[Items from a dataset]
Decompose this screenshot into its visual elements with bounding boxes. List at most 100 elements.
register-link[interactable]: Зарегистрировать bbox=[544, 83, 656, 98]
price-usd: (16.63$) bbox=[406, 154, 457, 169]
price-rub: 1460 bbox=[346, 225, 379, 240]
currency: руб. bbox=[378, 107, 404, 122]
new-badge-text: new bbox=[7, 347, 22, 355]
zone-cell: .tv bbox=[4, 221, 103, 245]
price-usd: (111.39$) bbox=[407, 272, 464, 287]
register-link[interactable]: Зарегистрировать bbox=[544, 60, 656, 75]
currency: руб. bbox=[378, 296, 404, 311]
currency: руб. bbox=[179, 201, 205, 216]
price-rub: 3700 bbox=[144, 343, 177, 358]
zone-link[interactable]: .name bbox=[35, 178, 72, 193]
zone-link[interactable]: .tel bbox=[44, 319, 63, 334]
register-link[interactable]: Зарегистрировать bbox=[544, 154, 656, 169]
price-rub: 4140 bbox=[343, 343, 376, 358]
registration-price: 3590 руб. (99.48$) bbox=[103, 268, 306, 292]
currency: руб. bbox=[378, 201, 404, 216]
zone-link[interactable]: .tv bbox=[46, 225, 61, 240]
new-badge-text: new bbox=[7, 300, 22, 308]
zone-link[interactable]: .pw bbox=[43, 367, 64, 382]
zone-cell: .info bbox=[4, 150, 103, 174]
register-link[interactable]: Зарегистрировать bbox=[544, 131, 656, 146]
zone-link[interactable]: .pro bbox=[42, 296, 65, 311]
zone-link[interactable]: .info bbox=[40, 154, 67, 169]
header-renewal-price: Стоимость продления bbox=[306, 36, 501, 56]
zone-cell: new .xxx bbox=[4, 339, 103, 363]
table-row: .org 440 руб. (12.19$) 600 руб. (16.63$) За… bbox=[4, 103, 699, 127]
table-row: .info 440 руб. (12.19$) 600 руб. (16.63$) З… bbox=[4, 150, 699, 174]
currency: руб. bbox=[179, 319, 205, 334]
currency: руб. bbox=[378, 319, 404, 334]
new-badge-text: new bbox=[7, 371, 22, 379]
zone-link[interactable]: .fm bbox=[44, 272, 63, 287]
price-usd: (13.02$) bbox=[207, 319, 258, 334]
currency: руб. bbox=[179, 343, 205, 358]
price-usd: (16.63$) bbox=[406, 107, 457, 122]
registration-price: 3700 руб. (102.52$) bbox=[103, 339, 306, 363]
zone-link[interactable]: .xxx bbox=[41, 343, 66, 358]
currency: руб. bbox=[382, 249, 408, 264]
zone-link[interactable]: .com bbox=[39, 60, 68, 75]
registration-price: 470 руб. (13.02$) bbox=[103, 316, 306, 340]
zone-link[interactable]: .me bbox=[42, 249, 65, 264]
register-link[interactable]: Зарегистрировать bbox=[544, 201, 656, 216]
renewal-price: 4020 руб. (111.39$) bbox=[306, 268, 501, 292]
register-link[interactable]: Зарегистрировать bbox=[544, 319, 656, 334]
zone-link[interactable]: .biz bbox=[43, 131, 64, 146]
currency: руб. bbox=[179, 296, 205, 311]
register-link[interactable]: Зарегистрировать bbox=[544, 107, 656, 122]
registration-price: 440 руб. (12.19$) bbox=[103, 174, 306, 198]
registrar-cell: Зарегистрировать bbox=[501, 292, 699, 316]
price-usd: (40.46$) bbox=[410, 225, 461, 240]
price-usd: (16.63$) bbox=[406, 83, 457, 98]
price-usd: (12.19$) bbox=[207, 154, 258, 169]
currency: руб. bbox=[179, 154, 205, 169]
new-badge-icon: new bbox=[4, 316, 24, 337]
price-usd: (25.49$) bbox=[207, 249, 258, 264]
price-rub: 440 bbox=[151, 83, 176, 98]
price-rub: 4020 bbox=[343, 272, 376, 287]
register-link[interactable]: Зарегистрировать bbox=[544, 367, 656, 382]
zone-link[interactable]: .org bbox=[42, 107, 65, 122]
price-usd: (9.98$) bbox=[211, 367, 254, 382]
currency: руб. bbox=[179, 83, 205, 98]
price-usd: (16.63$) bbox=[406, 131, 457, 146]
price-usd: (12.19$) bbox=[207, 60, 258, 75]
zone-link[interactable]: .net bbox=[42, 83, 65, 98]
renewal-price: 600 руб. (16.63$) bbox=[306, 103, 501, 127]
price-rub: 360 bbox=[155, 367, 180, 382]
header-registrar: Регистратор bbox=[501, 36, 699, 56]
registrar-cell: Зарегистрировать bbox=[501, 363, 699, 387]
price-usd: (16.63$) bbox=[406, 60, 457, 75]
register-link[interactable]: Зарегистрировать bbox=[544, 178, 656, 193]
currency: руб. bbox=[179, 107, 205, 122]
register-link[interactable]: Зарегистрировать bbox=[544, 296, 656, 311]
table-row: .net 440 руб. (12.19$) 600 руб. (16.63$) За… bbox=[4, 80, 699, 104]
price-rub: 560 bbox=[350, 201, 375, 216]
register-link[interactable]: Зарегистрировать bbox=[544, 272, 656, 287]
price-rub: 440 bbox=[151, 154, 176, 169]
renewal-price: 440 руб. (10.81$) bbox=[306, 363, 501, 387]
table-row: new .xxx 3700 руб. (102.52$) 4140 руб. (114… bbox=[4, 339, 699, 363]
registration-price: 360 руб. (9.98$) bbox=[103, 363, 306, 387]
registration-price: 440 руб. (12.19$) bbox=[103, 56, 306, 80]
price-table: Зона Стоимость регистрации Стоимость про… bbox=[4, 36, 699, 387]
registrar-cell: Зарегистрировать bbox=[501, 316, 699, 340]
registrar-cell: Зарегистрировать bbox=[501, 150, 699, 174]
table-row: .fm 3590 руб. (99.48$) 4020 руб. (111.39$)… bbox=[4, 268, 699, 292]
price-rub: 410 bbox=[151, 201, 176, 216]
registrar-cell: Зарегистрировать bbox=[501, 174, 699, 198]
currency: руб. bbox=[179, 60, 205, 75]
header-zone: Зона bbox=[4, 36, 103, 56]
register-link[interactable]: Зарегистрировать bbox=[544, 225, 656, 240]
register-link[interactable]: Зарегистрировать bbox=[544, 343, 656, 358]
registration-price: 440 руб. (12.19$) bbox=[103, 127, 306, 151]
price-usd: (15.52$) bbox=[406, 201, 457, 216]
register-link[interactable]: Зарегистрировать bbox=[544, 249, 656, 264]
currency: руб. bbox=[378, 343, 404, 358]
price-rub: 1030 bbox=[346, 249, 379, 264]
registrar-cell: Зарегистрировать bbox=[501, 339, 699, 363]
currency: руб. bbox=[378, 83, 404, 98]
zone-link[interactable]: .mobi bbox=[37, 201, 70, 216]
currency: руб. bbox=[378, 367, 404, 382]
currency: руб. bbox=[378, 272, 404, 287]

WHAT NEEDS TO BE DONE:
Could you swap every "register-link" in the listing above for "signup-link" and give the lines again with nothing else changed?

RESULT FOR THIS TASK:
Decompose this screenshot into its visual elements with bounding boxes. List at most 100 elements.
signup-link[interactable]: Зарегистрировать bbox=[544, 83, 656, 98]
price-usd: (16.63$) bbox=[406, 154, 457, 169]
price-rub: 1460 bbox=[346, 225, 379, 240]
currency: руб. bbox=[378, 107, 404, 122]
new-badge-text: new bbox=[7, 347, 22, 355]
zone-cell: .tv bbox=[4, 221, 103, 245]
price-usd: (111.39$) bbox=[407, 272, 464, 287]
signup-link[interactable]: Зарегистрировать bbox=[544, 60, 656, 75]
currency: руб. bbox=[378, 296, 404, 311]
currency: руб. bbox=[179, 201, 205, 216]
price-rub: 3700 bbox=[144, 343, 177, 358]
zone-link[interactable]: .name bbox=[35, 178, 72, 193]
zone-link[interactable]: .tel bbox=[44, 319, 63, 334]
signup-link[interactable]: Зарегистрировать bbox=[544, 154, 656, 169]
price-rub: 4140 bbox=[343, 343, 376, 358]
registration-price: 3590 руб. (99.48$) bbox=[103, 268, 306, 292]
currency: руб. bbox=[378, 201, 404, 216]
zone-link[interactable]: .tv bbox=[46, 225, 61, 240]
new-badge-text: new bbox=[7, 300, 22, 308]
zone-link[interactable]: .pw bbox=[43, 367, 64, 382]
zone-cell: .info bbox=[4, 150, 103, 174]
signup-link[interactable]: Зарегистрировать bbox=[544, 131, 656, 146]
zone-link[interactable]: .pro bbox=[42, 296, 65, 311]
zone-link[interactable]: .info bbox=[40, 154, 67, 169]
header-renewal-price: Стоимость продления bbox=[306, 36, 501, 56]
zone-cell: new .xxx bbox=[4, 339, 103, 363]
table-row: .org 440 руб. (12.19$) 600 руб. (16.63$) За… bbox=[4, 103, 699, 127]
table-row: .info 440 руб. (12.19$) 600 руб. (16.63$) З… bbox=[4, 150, 699, 174]
currency: руб. bbox=[179, 319, 205, 334]
currency: руб. bbox=[378, 319, 404, 334]
new-badge-text: new bbox=[7, 371, 22, 379]
zone-link[interactable]: .fm bbox=[44, 272, 63, 287]
price-usd: (13.02$) bbox=[207, 319, 258, 334]
currency: руб. bbox=[179, 343, 205, 358]
price-usd: (16.63$) bbox=[406, 107, 457, 122]
registration-price: 3700 руб. (102.52$) bbox=[103, 339, 306, 363]
zone-link[interactable]: .xxx bbox=[41, 343, 66, 358]
currency: руб. bbox=[382, 249, 408, 264]
zone-link[interactable]: .com bbox=[39, 60, 68, 75]
registration-price: 470 руб. (13.02$) bbox=[103, 316, 306, 340]
zone-link[interactable]: .me bbox=[42, 249, 65, 264]
signup-link[interactable]: Зарегистрировать bbox=[544, 201, 656, 216]
renewal-price: 4020 руб. (111.39$) bbox=[306, 268, 501, 292]
signup-link[interactable]: Зарегистрировать bbox=[544, 319, 656, 334]
zone-link[interactable]: .biz bbox=[43, 131, 64, 146]
currency: руб. bbox=[179, 296, 205, 311]
signup-link[interactable]: Зарегистрировать bbox=[544, 107, 656, 122]
registration-price: 440 руб. (12.19$) bbox=[103, 174, 306, 198]
registrar-cell: Зарегистрировать bbox=[501, 292, 699, 316]
price-usd: (40.46$) bbox=[410, 225, 461, 240]
price-usd: (16.63$) bbox=[406, 83, 457, 98]
price-usd: (12.19$) bbox=[207, 154, 258, 169]
currency: руб. bbox=[179, 154, 205, 169]
new-badge-icon: new bbox=[4, 316, 24, 337]
price-usd: (25.49$) bbox=[207, 249, 258, 264]
price-rub: 440 bbox=[151, 83, 176, 98]
price-rub: 4020 bbox=[343, 272, 376, 287]
signup-link[interactable]: Зарегистрировать bbox=[544, 367, 656, 382]
zone-link[interactable]: .org bbox=[42, 107, 65, 122]
price-usd: (9.98$) bbox=[211, 367, 254, 382]
currency: руб. bbox=[179, 83, 205, 98]
price-usd: (16.63$) bbox=[406, 131, 457, 146]
price-usd: (12.19$) bbox=[207, 60, 258, 75]
zone-link[interactable]: .net bbox=[42, 83, 65, 98]
renewal-price: 600 руб. (16.63$) bbox=[306, 103, 501, 127]
price-rub: 360 bbox=[155, 367, 180, 382]
header-registrar: Регистратор bbox=[501, 36, 699, 56]
registrar-cell: Зарегистрировать bbox=[501, 363, 699, 387]
price-usd: (16.63$) bbox=[406, 60, 457, 75]
signup-link[interactable]: Зарегистрировать bbox=[544, 178, 656, 193]
currency: руб. bbox=[179, 107, 205, 122]
signup-link[interactable]: Зарегистрировать bbox=[544, 296, 656, 311]
table-row: .net 440 руб. (12.19$) 600 руб. (16.63$) За… bbox=[4, 80, 699, 104]
price-rub: 560 bbox=[350, 201, 375, 216]
signup-link[interactable]: Зарегистрировать bbox=[544, 272, 656, 287]
price-rub: 440 bbox=[151, 154, 176, 169]
renewal-price: 440 руб. (10.81$) bbox=[306, 363, 501, 387]
table-row: new .xxx 3700 руб. (102.52$) 4140 руб. (114… bbox=[4, 339, 699, 363]
registration-price: 360 руб. (9.98$) bbox=[103, 363, 306, 387]
registration-price: 440 руб. (12.19$) bbox=[103, 56, 306, 80]
price-table: Зона Стоимость регистрации Стоимость про… bbox=[4, 36, 699, 387]
registrar-cell: Зарегистрировать bbox=[501, 316, 699, 340]
registrar-cell: Зарегистрировать bbox=[501, 150, 699, 174]
table-row: .fm 3590 руб. (99.48$) 4020 руб. (111.39$)… bbox=[4, 268, 699, 292]
price-rub: 410 bbox=[151, 201, 176, 216]
registrar-cell: Зарегистрировать bbox=[501, 174, 699, 198]
currency: руб. bbox=[179, 60, 205, 75]
header-zone: Зона bbox=[4, 36, 103, 56]
signup-link[interactable]: Зарегистрировать bbox=[544, 225, 656, 240]
signup-link[interactable]: Зарегистрировать bbox=[544, 343, 656, 358]
registration-price: 440 руб. (12.19$) bbox=[103, 127, 306, 151]
price-usd: (15.52$) bbox=[406, 201, 457, 216]
signup-link[interactable]: Зарегистрировать bbox=[544, 249, 656, 264]
currency: руб. bbox=[378, 343, 404, 358]
price-rub: 1030 bbox=[346, 249, 379, 264]
registrar-cell: Зарегистрировать bbox=[501, 339, 699, 363]
currency: руб. bbox=[378, 83, 404, 98]
zone-link[interactable]: .mobi bbox=[37, 201, 70, 216]
currency: руб. bbox=[378, 367, 404, 382]
currency: руб. bbox=[378, 272, 404, 287]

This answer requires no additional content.